• Problem to solve: What is the number of lines in these entries that contain "name"? State it alone.

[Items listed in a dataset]
::::
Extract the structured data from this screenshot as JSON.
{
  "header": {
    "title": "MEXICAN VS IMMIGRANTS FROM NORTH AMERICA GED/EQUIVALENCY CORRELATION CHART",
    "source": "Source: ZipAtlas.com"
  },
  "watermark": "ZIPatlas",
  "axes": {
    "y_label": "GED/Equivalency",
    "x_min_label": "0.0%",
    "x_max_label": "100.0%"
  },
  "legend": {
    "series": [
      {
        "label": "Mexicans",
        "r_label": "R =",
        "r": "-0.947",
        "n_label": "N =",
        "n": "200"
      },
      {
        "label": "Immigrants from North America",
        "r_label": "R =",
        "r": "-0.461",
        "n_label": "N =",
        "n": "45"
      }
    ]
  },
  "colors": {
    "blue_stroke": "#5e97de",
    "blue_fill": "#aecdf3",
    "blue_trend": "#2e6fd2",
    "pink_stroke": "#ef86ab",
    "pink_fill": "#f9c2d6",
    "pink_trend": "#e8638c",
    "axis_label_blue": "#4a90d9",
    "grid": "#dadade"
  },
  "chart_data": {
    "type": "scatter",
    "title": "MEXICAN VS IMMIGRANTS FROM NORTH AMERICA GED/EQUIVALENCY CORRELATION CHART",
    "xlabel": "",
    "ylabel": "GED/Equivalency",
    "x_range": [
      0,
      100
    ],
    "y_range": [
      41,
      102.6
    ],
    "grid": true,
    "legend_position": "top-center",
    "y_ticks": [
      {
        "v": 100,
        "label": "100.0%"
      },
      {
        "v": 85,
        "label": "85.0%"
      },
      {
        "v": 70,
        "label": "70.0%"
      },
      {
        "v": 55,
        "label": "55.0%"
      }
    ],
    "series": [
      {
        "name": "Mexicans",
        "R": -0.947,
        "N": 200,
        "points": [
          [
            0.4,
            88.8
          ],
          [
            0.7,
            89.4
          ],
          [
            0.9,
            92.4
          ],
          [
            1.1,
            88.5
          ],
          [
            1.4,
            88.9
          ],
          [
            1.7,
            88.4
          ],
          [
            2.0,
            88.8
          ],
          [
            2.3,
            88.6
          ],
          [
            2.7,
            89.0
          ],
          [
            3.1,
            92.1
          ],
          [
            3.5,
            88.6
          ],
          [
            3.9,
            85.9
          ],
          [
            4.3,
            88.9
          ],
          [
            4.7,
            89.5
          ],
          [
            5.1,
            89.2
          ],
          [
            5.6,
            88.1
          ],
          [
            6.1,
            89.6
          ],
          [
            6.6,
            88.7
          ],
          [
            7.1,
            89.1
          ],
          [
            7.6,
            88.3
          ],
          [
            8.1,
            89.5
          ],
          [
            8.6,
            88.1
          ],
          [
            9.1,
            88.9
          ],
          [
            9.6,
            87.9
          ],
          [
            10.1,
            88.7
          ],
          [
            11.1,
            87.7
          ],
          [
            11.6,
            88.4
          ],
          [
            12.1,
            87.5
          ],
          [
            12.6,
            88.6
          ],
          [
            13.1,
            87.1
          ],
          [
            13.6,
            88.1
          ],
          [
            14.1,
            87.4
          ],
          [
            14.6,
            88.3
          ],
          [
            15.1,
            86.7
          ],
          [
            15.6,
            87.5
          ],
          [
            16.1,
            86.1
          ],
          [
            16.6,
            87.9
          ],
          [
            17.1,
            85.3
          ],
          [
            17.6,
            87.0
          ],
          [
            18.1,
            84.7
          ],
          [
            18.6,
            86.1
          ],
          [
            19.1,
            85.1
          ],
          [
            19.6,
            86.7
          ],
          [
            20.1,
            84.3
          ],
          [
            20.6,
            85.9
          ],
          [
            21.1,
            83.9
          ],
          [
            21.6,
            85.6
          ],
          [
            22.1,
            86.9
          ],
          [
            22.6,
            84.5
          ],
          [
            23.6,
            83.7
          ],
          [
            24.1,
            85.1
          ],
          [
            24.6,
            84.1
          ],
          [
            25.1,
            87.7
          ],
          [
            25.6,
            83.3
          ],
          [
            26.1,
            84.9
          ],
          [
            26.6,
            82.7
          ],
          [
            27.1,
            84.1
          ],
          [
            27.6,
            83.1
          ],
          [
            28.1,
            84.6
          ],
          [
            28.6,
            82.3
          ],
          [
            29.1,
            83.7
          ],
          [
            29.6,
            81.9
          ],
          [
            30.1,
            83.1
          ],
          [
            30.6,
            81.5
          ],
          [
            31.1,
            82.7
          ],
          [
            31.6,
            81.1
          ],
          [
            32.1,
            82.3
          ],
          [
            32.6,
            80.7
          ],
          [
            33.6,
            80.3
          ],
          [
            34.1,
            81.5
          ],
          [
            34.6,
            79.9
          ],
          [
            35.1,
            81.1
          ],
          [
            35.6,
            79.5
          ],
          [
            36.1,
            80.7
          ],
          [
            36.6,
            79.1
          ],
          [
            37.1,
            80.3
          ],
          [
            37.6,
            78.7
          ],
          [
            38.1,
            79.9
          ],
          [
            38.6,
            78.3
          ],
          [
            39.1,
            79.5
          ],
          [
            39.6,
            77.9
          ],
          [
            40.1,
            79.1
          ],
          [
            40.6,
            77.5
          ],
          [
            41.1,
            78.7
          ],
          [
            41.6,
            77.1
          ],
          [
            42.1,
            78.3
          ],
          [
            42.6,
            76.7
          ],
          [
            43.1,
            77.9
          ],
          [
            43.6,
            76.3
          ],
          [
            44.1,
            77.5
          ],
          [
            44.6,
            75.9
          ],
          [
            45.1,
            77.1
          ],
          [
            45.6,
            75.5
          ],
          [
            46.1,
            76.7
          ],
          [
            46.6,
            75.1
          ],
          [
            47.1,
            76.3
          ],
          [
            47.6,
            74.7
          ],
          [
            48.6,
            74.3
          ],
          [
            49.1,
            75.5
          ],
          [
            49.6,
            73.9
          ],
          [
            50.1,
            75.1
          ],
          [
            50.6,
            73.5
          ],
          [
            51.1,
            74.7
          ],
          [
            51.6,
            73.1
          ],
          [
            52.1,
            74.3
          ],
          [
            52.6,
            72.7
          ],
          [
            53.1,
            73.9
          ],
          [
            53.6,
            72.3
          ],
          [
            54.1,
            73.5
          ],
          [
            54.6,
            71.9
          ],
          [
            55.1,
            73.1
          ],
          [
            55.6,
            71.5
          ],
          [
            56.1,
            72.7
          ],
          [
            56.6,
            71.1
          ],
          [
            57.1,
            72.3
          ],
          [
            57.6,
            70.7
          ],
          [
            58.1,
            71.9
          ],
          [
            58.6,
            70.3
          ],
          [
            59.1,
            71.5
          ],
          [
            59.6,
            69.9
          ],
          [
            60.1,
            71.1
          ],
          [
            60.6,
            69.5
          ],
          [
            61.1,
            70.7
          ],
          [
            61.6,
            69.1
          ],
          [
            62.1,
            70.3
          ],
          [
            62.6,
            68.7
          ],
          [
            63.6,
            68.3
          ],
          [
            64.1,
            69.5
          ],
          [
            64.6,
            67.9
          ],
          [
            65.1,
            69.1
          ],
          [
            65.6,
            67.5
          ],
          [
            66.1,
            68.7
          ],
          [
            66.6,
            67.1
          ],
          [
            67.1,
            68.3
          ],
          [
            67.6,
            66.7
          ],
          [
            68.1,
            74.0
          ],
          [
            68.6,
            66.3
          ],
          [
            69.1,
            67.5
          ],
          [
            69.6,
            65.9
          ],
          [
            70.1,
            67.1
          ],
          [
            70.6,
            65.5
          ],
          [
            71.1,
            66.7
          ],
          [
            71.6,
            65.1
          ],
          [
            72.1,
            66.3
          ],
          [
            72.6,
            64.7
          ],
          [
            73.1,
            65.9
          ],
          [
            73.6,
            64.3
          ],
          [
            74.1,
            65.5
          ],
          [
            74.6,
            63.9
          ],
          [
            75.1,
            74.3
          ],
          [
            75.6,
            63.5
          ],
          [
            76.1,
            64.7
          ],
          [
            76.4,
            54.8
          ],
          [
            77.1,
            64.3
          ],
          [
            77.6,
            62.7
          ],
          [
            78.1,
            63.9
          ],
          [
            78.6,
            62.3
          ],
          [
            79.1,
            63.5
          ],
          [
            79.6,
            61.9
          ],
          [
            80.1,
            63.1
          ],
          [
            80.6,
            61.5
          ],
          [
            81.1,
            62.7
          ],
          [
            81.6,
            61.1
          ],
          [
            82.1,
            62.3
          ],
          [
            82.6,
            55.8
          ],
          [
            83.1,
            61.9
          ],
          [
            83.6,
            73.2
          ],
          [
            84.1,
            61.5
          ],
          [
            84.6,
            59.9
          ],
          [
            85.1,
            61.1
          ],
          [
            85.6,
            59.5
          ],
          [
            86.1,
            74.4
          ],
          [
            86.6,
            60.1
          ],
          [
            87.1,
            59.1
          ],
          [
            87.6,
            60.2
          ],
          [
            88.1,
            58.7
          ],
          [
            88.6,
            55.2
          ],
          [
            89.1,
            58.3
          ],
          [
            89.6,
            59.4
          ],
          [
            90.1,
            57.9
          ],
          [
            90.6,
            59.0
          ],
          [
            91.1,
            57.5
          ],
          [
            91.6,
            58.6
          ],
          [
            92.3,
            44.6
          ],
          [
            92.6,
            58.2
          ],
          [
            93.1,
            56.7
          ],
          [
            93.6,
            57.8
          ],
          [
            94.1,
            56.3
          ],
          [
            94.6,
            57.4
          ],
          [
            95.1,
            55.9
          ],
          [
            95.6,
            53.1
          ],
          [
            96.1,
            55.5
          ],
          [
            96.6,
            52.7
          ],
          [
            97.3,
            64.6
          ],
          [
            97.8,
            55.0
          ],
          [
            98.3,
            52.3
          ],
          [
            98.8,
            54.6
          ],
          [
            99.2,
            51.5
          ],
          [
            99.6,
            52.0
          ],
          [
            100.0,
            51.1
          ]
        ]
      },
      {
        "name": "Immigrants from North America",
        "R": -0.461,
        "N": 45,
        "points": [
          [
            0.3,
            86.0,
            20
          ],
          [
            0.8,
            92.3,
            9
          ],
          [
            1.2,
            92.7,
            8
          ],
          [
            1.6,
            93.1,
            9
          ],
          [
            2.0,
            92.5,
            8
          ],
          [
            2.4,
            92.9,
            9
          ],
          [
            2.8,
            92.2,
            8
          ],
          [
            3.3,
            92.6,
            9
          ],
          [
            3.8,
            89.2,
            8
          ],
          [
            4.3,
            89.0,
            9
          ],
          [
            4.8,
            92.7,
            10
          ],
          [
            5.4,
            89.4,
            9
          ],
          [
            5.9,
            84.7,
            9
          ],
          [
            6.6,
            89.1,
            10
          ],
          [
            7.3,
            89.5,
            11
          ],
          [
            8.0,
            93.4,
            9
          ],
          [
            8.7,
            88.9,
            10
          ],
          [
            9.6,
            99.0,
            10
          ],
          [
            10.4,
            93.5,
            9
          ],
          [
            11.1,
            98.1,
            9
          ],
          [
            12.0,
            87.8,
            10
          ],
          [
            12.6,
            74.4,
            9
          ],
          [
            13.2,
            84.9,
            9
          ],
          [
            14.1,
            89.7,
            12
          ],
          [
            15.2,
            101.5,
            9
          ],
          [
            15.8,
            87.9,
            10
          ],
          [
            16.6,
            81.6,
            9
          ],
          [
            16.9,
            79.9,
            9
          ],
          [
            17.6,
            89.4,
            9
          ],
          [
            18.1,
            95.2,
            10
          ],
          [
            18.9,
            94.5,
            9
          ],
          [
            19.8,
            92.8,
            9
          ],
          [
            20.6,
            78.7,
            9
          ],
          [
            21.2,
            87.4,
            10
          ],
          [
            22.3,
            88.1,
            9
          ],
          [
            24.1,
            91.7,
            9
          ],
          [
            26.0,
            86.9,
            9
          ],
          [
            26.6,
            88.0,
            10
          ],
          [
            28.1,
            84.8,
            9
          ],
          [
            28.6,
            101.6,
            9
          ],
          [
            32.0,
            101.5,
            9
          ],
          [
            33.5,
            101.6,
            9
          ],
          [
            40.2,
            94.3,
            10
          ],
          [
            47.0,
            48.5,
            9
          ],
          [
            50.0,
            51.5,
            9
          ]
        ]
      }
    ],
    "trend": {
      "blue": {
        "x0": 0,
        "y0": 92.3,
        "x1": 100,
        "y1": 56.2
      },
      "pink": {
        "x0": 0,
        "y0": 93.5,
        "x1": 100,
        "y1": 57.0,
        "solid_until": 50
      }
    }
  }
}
::::
• Output of the exercise: 2